--- Start ---

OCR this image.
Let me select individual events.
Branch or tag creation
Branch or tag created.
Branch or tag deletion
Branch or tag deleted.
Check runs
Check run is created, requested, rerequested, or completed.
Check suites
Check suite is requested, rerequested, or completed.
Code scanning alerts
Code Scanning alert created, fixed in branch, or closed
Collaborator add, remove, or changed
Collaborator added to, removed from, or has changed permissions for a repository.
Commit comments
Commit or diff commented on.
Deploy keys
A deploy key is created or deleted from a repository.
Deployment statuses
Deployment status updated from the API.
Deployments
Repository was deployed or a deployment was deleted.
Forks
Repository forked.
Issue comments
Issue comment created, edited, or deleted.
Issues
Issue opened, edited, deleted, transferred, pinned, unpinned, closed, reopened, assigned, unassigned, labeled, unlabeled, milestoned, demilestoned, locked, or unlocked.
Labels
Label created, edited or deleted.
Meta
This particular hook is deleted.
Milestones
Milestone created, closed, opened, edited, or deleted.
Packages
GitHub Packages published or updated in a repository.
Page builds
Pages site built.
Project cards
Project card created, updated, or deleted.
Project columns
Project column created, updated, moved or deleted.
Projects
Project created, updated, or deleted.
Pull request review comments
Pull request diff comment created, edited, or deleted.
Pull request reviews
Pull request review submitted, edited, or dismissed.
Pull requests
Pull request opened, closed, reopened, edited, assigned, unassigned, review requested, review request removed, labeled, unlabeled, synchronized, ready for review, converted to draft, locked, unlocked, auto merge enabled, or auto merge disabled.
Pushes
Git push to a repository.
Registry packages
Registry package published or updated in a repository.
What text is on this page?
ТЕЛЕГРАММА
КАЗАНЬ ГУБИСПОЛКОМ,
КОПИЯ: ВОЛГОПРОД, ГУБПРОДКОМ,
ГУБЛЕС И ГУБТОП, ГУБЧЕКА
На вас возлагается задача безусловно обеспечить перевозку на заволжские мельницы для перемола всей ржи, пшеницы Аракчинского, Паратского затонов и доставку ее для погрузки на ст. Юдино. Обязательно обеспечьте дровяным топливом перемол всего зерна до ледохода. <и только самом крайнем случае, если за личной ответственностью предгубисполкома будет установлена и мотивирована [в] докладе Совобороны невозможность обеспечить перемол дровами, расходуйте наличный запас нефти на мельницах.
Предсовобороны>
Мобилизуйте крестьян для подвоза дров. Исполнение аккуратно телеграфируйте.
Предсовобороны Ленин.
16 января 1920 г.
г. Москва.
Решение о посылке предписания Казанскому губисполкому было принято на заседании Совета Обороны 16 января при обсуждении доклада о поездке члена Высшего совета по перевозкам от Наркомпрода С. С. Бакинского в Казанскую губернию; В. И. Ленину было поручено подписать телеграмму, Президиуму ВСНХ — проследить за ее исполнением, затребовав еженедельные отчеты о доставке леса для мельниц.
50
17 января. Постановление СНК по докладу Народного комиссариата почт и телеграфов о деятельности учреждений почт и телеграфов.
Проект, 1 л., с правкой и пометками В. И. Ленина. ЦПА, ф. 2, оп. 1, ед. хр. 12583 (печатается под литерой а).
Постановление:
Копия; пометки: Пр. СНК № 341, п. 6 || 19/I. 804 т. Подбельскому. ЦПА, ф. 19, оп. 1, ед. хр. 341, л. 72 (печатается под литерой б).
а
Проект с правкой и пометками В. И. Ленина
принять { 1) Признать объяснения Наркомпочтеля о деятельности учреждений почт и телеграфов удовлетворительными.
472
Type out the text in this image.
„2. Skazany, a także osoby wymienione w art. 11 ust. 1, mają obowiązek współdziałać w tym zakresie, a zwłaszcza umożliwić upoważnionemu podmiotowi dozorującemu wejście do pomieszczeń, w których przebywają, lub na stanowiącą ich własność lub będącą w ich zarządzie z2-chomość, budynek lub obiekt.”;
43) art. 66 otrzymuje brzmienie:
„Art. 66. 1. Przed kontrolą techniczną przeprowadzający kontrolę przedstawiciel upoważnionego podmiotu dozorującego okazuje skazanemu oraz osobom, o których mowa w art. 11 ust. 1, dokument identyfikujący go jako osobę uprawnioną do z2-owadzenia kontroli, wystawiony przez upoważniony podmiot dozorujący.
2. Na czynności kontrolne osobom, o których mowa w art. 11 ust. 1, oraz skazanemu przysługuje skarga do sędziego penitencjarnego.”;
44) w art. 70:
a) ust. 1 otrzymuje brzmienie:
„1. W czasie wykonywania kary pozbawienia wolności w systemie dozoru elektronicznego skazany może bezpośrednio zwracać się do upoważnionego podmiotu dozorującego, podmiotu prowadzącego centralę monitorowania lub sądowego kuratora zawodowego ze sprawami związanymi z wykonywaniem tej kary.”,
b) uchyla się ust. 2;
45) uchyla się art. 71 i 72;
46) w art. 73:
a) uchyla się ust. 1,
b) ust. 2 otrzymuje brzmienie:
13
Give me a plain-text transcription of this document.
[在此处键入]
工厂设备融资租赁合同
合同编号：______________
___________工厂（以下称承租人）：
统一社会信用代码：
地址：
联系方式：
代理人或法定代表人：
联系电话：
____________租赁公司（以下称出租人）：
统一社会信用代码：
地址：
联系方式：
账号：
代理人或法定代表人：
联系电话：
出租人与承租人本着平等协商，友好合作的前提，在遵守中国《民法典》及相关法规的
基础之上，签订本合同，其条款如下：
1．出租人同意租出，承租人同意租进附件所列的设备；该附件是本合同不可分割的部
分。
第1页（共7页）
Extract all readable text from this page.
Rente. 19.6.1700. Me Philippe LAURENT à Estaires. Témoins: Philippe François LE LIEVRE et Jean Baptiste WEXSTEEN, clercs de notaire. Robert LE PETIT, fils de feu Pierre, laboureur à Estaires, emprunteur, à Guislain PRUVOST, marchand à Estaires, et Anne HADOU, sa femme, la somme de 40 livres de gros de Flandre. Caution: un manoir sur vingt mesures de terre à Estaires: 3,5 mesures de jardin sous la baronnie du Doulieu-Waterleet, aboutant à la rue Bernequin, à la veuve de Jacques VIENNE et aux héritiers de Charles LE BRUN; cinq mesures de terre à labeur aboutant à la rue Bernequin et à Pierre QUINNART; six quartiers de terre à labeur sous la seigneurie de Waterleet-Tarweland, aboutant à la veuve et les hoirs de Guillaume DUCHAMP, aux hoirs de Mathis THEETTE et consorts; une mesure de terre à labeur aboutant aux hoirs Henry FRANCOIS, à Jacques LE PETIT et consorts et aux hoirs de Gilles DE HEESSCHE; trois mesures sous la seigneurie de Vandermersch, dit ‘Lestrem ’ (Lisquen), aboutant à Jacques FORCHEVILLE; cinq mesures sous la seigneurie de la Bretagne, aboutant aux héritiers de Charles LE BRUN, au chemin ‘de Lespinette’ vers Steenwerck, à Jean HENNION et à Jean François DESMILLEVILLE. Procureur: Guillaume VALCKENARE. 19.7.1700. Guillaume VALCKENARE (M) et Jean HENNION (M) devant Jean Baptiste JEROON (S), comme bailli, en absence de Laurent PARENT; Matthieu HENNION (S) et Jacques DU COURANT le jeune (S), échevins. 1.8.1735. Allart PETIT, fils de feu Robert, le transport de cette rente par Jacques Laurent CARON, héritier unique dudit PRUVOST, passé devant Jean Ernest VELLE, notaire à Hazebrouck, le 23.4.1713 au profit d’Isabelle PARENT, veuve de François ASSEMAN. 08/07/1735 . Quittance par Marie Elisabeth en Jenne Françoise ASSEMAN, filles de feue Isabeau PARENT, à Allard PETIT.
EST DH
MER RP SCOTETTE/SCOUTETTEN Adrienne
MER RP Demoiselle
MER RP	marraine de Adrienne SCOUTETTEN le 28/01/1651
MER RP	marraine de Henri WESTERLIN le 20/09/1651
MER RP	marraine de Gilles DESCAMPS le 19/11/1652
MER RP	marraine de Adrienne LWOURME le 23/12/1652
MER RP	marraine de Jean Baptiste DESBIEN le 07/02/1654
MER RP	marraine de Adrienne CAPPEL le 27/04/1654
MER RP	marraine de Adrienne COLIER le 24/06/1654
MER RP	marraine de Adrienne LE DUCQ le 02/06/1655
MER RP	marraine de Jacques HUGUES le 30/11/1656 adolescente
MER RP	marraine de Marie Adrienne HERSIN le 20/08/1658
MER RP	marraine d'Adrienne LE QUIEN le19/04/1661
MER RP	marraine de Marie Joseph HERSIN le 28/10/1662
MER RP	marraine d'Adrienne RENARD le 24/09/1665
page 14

--- End ---

Gather and return every line that holds the string "labeled".

Issue opened, edited, deleted, transferred, pinned, unpinned, closed, reopened, assigned, unassigned, labeled, unlabeled, milestoned, demilestoned, locked, or unlocked.
Pull request opened, closed, reopened, edited, assigned, unassigned, review requested, review request removed, labeled, unlabeled, synchronized, ready for review, converted to draft, locked, unlocked, auto merge enabled, or auto merge disabled.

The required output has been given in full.